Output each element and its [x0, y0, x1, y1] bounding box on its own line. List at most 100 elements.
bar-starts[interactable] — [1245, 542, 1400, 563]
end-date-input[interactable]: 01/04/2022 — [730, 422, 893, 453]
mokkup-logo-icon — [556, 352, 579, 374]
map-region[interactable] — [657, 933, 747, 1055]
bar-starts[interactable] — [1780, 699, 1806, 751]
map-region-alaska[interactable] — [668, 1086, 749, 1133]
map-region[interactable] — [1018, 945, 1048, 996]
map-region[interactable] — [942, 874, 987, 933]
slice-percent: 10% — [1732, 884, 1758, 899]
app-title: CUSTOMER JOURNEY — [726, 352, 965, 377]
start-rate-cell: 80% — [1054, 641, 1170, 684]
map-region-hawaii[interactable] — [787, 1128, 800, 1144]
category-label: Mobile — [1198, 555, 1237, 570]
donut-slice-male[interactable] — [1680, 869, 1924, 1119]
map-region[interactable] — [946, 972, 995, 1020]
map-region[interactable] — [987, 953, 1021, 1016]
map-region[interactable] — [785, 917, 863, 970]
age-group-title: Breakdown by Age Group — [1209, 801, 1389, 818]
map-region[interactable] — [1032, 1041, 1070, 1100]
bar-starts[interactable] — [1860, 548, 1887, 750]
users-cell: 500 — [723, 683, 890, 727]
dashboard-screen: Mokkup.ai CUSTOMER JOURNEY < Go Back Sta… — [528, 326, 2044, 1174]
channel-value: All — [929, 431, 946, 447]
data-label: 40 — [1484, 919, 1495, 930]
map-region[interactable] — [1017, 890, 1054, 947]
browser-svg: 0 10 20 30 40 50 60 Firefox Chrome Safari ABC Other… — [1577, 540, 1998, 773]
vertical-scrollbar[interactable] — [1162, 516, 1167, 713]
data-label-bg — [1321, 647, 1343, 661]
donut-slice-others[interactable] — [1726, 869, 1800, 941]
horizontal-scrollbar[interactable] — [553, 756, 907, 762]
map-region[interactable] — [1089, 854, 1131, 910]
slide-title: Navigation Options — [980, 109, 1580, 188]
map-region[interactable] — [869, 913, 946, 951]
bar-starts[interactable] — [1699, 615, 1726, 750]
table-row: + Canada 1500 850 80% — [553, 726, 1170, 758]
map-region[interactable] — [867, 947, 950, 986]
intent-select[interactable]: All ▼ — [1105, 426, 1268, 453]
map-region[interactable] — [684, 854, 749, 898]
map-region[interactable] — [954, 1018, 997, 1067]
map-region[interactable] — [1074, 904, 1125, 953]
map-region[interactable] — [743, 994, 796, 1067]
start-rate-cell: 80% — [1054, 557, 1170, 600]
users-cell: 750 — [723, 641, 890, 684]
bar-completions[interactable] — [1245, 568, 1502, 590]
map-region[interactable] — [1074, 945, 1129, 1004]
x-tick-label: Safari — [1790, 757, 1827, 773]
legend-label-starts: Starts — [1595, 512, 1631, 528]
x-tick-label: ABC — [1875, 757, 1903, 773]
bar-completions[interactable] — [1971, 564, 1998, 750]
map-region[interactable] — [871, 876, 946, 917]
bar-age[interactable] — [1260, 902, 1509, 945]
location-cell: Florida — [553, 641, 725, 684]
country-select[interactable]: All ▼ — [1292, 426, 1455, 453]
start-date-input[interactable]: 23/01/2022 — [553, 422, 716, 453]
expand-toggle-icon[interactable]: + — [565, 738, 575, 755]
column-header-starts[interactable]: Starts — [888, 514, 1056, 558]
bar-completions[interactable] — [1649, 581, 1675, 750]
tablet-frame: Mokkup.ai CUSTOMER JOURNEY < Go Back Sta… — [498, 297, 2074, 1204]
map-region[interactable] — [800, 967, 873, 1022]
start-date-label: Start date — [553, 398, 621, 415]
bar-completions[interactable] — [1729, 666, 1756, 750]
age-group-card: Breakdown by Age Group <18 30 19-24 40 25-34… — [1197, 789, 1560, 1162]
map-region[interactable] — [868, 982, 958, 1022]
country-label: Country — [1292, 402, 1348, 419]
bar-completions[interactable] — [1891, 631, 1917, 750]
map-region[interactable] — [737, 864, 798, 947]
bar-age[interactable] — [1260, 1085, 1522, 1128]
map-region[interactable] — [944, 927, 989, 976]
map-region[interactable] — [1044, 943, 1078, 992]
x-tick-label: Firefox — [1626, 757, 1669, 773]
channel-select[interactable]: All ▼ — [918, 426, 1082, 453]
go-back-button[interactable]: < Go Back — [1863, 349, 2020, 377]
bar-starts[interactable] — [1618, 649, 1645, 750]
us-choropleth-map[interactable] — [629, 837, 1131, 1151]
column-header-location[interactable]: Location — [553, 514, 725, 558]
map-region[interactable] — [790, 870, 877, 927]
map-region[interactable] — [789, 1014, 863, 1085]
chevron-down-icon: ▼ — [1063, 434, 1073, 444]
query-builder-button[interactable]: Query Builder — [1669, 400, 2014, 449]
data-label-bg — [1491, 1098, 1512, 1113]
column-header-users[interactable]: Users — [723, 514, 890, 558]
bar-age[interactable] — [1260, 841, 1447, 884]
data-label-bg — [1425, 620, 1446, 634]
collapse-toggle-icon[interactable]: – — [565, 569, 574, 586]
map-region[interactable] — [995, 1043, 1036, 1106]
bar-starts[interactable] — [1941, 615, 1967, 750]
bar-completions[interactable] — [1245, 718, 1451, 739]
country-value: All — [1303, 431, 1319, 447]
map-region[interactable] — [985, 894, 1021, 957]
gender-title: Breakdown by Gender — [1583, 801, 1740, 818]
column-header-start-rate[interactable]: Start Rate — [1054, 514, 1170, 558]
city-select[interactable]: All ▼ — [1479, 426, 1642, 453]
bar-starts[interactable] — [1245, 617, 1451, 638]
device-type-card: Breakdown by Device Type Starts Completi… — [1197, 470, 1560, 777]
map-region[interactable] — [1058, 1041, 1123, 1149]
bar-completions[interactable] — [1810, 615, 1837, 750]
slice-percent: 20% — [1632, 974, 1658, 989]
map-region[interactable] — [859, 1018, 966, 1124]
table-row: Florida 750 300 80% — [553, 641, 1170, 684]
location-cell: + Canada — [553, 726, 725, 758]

= = =

• [Stated problem] Can you copy out the material word for word, from its first line through the line containing "start-rate-cell: 80% — [1054, 641, 1170, 684]", with both of those lines included?

• [Solution for this task]
Output each element and its [x0, y0, x1, y1] bounding box on its own line. List at most 100 elements.
bar-starts[interactable] — [1245, 542, 1400, 563]
end-date-input[interactable]: 01/04/2022 — [730, 422, 893, 453]
mokkup-logo-icon — [556, 352, 579, 374]
map-region[interactable] — [657, 933, 747, 1055]
bar-starts[interactable] — [1780, 699, 1806, 751]
map-region-alaska[interactable] — [668, 1086, 749, 1133]
map-region[interactable] — [1018, 945, 1048, 996]
map-region[interactable] — [942, 874, 987, 933]
slice-percent: 10% — [1732, 884, 1758, 899]
app-title: CUSTOMER JOURNEY — [726, 352, 965, 377]
start-rate-cell: 80% — [1054, 641, 1170, 684]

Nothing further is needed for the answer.